▶ _WRITTEN REQUEST_
From the entries below, say how many lines carry the word "dddd", and give nothing but the number.

=== MATERIAL ===

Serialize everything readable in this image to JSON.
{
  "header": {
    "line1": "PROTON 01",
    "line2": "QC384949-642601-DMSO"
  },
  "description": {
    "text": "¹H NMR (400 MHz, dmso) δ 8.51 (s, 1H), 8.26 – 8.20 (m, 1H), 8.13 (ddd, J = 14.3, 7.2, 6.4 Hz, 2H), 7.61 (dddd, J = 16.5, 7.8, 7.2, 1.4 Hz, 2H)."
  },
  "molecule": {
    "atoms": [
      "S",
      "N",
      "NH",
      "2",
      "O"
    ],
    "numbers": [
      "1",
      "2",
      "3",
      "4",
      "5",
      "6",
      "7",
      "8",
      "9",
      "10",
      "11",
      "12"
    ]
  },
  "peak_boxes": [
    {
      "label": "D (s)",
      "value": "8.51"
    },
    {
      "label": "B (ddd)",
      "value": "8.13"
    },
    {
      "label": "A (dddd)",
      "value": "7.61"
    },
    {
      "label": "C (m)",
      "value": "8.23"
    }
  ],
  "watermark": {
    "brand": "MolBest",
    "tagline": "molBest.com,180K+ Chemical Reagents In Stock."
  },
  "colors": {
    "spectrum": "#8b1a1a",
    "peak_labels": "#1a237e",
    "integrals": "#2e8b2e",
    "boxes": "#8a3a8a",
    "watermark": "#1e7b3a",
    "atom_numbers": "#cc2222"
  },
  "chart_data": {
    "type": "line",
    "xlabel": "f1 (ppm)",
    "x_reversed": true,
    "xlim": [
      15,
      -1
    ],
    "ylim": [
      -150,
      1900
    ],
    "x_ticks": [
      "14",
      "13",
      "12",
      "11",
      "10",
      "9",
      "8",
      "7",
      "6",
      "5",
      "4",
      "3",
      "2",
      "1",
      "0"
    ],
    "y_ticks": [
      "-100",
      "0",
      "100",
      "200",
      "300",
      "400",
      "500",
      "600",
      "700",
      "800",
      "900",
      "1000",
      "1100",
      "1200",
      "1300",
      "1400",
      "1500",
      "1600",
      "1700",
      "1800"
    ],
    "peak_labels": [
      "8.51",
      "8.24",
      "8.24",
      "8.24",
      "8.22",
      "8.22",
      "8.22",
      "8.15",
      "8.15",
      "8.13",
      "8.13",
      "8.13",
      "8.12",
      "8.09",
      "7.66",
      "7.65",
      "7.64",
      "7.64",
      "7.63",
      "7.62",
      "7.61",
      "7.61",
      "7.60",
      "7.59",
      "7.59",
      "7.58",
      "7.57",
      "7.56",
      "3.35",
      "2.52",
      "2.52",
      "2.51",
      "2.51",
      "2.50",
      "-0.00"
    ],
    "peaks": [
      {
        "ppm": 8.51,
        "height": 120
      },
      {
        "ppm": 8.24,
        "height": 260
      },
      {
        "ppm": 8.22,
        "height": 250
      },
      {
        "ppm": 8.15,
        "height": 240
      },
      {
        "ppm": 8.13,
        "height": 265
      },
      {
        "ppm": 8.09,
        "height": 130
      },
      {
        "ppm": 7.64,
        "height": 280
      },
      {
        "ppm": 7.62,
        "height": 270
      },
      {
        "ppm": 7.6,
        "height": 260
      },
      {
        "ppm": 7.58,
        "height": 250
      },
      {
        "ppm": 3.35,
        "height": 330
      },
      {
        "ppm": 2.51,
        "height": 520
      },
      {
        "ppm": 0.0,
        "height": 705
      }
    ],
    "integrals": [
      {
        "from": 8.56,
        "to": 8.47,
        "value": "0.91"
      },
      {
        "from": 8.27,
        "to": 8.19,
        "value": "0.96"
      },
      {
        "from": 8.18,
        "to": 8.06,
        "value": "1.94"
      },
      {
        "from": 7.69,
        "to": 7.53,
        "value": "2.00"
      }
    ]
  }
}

===

▶ _FINISHED ANSWER_
2